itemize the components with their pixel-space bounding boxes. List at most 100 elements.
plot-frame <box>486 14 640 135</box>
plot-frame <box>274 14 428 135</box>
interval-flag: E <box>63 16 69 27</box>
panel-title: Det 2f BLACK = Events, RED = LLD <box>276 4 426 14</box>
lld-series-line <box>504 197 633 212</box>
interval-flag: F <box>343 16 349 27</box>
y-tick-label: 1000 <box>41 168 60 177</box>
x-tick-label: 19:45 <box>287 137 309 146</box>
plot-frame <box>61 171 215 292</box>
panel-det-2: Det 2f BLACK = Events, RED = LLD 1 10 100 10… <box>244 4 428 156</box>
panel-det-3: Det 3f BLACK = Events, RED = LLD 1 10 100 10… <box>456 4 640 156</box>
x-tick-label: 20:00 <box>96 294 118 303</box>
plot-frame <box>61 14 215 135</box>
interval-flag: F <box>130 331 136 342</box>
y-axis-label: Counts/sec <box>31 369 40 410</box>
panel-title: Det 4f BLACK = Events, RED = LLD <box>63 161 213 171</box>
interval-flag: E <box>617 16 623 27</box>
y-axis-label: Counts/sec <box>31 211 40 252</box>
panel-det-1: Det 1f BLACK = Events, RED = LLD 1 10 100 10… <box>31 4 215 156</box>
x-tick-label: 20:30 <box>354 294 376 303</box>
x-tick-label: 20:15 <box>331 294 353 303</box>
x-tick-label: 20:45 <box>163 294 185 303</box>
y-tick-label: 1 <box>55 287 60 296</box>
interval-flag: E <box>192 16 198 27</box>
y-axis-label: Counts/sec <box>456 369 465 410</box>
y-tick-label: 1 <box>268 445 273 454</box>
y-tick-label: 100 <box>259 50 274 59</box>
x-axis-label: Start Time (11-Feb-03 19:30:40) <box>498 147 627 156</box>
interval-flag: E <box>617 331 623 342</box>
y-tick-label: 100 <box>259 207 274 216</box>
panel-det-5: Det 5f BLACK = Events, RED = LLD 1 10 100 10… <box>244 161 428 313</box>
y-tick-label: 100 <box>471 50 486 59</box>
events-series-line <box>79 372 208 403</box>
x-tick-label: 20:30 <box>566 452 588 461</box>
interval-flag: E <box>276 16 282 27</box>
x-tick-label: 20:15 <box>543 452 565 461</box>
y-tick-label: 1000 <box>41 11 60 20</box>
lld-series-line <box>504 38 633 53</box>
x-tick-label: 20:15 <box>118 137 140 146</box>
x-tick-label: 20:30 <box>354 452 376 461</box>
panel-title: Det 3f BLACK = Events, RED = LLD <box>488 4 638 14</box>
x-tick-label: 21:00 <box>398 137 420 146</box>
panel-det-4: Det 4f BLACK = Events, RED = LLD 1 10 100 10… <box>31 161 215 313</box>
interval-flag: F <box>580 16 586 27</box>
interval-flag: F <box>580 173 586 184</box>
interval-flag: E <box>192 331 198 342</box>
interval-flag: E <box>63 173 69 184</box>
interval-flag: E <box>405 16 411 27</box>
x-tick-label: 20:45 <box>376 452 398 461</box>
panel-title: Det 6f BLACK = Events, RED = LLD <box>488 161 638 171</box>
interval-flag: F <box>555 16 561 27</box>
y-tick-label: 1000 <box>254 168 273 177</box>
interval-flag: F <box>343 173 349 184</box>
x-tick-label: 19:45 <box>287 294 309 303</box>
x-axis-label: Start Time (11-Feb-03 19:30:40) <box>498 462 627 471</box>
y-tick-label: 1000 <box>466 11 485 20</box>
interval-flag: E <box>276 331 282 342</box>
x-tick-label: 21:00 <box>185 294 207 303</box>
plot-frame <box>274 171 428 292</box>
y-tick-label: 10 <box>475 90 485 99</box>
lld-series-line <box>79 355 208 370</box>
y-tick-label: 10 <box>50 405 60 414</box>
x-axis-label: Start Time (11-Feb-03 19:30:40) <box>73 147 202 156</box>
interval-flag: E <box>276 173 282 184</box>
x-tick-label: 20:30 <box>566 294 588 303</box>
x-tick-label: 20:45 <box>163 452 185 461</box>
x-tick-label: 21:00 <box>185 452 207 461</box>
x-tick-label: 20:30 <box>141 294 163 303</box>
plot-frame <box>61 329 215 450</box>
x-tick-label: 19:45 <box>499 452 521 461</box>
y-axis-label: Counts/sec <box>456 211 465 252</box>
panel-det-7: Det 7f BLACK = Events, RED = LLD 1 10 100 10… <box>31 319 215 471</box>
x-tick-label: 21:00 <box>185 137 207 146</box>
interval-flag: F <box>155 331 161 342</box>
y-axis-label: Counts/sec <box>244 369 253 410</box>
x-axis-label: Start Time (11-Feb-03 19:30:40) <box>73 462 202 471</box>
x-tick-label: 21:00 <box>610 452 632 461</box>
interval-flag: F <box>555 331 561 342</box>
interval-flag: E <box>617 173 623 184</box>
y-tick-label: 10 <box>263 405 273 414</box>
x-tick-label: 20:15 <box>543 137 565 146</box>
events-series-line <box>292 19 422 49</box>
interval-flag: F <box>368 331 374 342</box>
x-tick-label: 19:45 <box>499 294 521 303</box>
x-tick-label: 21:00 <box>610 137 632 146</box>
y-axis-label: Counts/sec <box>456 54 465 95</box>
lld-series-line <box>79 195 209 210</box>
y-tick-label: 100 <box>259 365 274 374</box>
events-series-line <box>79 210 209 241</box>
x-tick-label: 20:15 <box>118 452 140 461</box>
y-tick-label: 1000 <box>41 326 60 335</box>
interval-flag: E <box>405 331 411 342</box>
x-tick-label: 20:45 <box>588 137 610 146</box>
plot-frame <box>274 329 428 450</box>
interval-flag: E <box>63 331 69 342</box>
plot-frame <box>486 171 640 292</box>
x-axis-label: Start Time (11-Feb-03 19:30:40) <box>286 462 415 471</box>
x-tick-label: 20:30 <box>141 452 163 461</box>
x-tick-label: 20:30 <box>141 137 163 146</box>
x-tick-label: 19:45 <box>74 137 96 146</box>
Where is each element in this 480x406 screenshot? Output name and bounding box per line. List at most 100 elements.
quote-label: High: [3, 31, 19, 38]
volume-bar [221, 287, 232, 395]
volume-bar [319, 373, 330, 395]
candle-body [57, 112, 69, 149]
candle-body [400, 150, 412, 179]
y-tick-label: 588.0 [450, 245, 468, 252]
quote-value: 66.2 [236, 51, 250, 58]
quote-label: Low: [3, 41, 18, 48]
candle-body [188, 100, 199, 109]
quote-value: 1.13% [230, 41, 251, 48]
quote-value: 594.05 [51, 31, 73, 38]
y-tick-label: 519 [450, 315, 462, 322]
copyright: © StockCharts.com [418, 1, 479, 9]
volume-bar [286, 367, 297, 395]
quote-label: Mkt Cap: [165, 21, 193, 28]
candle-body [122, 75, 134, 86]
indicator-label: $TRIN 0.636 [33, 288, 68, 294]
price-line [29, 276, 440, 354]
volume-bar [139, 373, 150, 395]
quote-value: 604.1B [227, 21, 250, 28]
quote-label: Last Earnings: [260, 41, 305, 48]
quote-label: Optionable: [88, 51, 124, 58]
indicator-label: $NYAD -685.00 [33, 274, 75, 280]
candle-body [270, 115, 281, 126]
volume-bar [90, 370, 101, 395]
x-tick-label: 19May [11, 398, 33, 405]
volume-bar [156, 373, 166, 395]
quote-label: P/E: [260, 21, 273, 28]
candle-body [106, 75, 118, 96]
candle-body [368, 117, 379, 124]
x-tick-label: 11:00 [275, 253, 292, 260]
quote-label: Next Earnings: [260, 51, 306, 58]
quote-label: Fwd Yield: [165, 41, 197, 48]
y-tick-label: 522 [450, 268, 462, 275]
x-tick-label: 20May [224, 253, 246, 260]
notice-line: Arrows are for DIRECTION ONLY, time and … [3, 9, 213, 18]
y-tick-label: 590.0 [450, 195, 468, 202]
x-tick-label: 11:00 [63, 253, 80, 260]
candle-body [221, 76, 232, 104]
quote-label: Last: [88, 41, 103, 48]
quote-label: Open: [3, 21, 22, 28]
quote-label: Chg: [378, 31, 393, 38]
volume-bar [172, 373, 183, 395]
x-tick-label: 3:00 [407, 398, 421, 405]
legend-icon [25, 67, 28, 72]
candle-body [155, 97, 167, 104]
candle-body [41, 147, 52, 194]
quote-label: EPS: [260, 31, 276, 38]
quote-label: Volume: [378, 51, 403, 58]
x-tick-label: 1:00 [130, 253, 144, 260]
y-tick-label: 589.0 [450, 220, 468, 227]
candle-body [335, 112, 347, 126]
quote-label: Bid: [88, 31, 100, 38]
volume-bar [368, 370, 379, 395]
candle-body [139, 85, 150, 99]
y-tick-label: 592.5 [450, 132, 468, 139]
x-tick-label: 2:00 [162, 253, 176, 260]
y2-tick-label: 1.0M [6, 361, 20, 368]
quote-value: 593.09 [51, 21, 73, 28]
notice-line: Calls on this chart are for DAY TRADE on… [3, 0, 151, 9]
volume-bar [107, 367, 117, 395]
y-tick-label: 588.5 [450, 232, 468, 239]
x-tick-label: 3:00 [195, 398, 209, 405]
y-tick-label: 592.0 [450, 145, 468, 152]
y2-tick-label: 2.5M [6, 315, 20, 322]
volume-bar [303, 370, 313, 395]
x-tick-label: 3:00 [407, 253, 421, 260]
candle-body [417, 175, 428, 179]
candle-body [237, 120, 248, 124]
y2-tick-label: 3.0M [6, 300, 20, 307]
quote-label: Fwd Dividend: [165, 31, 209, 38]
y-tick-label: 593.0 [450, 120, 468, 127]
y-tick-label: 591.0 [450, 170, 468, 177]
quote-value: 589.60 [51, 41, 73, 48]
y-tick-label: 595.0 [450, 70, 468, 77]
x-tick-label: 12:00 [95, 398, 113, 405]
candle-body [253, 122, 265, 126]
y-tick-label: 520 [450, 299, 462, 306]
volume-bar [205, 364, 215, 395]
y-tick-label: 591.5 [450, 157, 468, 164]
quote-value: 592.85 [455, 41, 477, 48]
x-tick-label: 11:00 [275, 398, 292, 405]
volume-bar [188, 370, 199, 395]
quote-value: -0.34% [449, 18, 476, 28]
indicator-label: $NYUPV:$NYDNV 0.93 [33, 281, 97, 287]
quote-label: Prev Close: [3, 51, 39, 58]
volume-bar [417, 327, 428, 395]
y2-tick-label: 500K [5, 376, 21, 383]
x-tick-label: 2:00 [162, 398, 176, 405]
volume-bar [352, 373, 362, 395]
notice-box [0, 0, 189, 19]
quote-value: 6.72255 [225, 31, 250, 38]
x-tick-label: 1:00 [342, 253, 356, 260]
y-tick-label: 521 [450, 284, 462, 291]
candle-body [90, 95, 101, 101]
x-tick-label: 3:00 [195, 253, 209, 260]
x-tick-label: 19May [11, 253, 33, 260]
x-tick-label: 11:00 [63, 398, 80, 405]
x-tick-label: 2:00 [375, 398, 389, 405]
+ + + + +
• **Instruction**: Can you reproduce the listing from its opening line through the line containing "panel-title: Det 4f", both included, character for character?

• **Problem solution**:
itemize the components with their pixel-space bounding boxes. List at most 100 elements.
plot-frame <box>486 14 640 135</box>
plot-frame <box>274 14 428 135</box>
interval-flag: E <box>63 16 69 27</box>
panel-title: Det 2f BLACK = Events, RED = LLD <box>276 4 426 14</box>
lld-series-line <box>504 197 633 212</box>
interval-flag: F <box>343 16 349 27</box>
y-tick-label: 1000 <box>41 168 60 177</box>
x-tick-label: 19:45 <box>287 137 309 146</box>
plot-frame <box>61 171 215 292</box>
panel-det-2: Det 2f BLACK = Events, RED = LLD 1 10 100 10… <box>244 4 428 156</box>
panel-det-3: Det 3f BLACK = Events, RED = LLD 1 10 100 10… <box>456 4 640 156</box>
x-tick-label: 20:00 <box>96 294 118 303</box>
plot-frame <box>61 14 215 135</box>
interval-flag: F <box>130 331 136 342</box>
y-axis-label: Counts/sec <box>31 369 40 410</box>
panel-title: Det 4f BLACK = Events, RED = LLD <box>63 161 213 171</box>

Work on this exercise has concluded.